MATERIALS PROVIDED:
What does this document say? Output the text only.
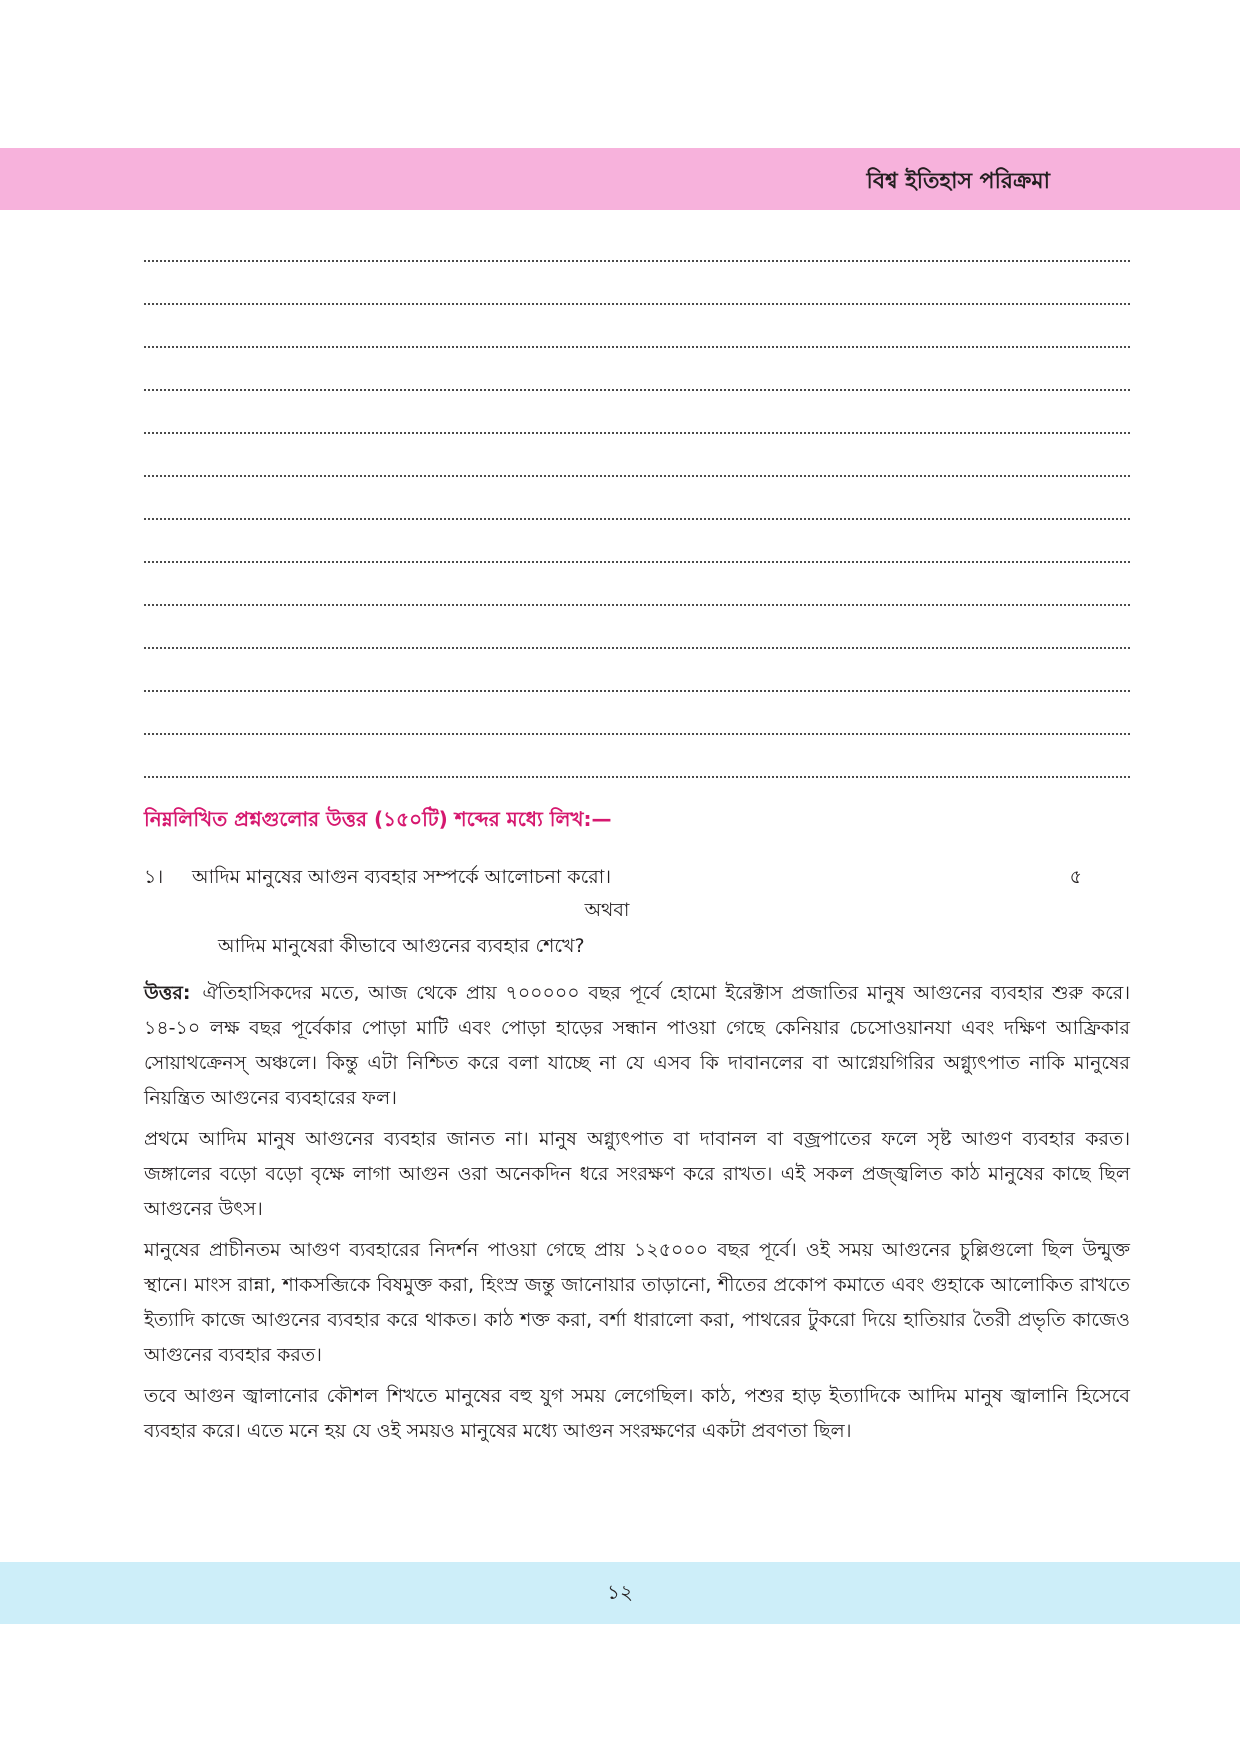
বিশ্ব ইতিহাস পরিক্রমা
নিম্নলিখিত প্রশ্নগুলোর উত্তর (১৫০টি) শব্দের মধ্যে লিখ:—
১।	আদিম মানুষের আগুন ব্যবহার সম্পর্কে আলোচনা করো।	৫
অথবা
আদিম মানুষেরা কীভাবে আগুনের ব্যবহার শেখে?

উত্তর: ঐতিহাসিকদের মতে, আজ থেকে প্রায় ৭০০০০০ বছর পূর্বে হোমো ইরেক্টাস প্রজাতির মানুষ আগুনের ব্যবহার শুরু করে। ১৪-১০ লক্ষ বছর পূর্বেকার পোড়া মাটি এবং পোড়া হাড়ের সন্ধান পাওয়া গেছে কেনিয়ার চেসোওয়ানযা এবং দক্ষিণ আফ্রিকার সোয়াথক্রেনস্ অঞ্চলে। কিন্তু এটা নিশ্চিত করে বলা যাচ্ছে না যে এসব কি দাবানলের বা আগ্নেয়গিরির অগ্ন্যুৎপাত নাকি মানুষের নিয়ন্ত্রিত আগুনের ব্যবহারের ফল।

প্রথমে আদিম মানুষ আগুনের ব্যবহার জানত না। মানুষ অগ্ন্যুৎপাত বা দাবানল বা বজ্রপাতের ফলে সৃষ্ট আগুণ ব্যবহার করত। জঙ্গালের বড়ো বড়ো বৃক্ষে লাগা আগুন ওরা অনেকদিন ধরে সংরক্ষণ করে রাখত। এই সকল প্রজ্জ্বলিত কাঠ মানুষের কাছে ছিল আগুনের উৎস।

মানুষের প্রাচীনতম আগুণ ব্যবহারের নিদর্শন পাওয়া গেছে প্রায় ১২৫০০০ বছর পূর্বে। ওই সময় আগুনের চুল্লিগুলো ছিল উন্মুক্ত স্থানে। মাংস রান্না, শাকসব্জিকে বিষমুক্ত করা, হিংস্র জন্তু জানোয়ার তাড়ানো, শীতের প্রকোপ কমাতে এবং গুহাকে আলোকিত রাখতে ইত্যাদি কাজে আগুনের ব্যবহার করে থাকত। কাঠ শক্ত করা, বর্শা ধারালো করা, পাথরের টুকরো দিয়ে হাতিয়ার তৈরী প্রভৃতি কাজেও আগুনের ব্যবহার করত।

তবে আগুন জ্বালানোর কৌশল শিখতে মানুষের বহু যুগ সময় লেগেছিল। কাঠ, পশুর হাড় ইত্যাদিকে আদিম মানুষ জ্বালানি হিসেবে ব্যবহার করে। এতে মনে হয় যে ওই সময়ও মানুষের মধ্যে আগুন সংরক্ষণের একটা প্রবণতা ছিল।

১২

WORK TO DO: Apart from the pictures, the entries above are to be repeated in full and exactly.

RESULT OF THE EXERCISE:
What does this document say? Output the text only.
বিশ্ব ইতিহাস পরিক্রমা
নিম্নলিখিত প্রশ্নগুলোর উত্তর (১৫০টি) শব্দের মধ্যে লিখ:—
১।	আদিম মানুষের আগুন ব্যবহার সম্পর্কে আলোচনা করো।	৫
অথবা
আদিম মানুষেরা কীভাবে আগুনের ব্যবহার শেখে?

উত্তর: ঐতিহাসিকদের মতে, আজ থেকে প্রায় ৭০০০০০ বছর পূর্বে হোমো ইরেক্টাস প্রজাতির মানুষ আগুনের ব্যবহার শুরু করে। ১৪-১০ লক্ষ বছর পূর্বেকার পোড়া মাটি এবং পোড়া হাড়ের সন্ধান পাওয়া গেছে কেনিয়ার চেসোওয়ানযা এবং দক্ষিণ আফ্রিকার সোয়াথক্রেনস্ অঞ্চলে। কিন্তু এটা নিশ্চিত করে বলা যাচ্ছে না যে এসব কি দাবানলের বা আগ্নেয়গিরির অগ্ন্যুৎপাত নাকি মানুষের নিয়ন্ত্রিত আগুনের ব্যবহারের ফল।

প্রথমে আদিম মানুষ আগুনের ব্যবহার জানত না। মানুষ অগ্ন্যুৎপাত বা দাবানল বা বজ্রপাতের ফলে সৃষ্ট আগুণ ব্যবহার করত। জঙ্গালের বড়ো বড়ো বৃক্ষে লাগা আগুন ওরা অনেকদিন ধরে সংরক্ষণ করে রাখত। এই সকল প্রজ্জ্বলিত কাঠ মানুষের কাছে ছিল আগুনের উৎস।

মানুষের প্রাচীনতম আগুণ ব্যবহারের নিদর্শন পাওয়া গেছে প্রায় ১২৫০০০ বছর পূর্বে। ওই সময় আগুনের চুল্লিগুলো ছিল উন্মুক্ত স্থানে। মাংস রান্না, শাকসব্জিকে বিষমুক্ত করা, হিংস্র জন্তু জানোয়ার তাড়ানো, শীতের প্রকোপ কমাতে এবং গুহাকে আলোকিত রাখতে ইত্যাদি কাজে আগুনের ব্যবহার করে থাকত। কাঠ শক্ত করা, বর্শা ধারালো করা, পাথরের টুকরো দিয়ে হাতিয়ার তৈরী প্রভৃতি কাজেও আগুনের ব্যবহার করত।

তবে আগুন জ্বালানোর কৌশল শিখতে মানুষের বহু যুগ সময় লেগেছিল। কাঠ, পশুর হাড় ইত্যাদিকে আদিম মানুষ জ্বালানি হিসেবে ব্যবহার করে। এতে মনে হয় যে ওই সময়ও মানুষের মধ্যে আগুন সংরক্ষণের একটা প্রবণতা ছিল।

১২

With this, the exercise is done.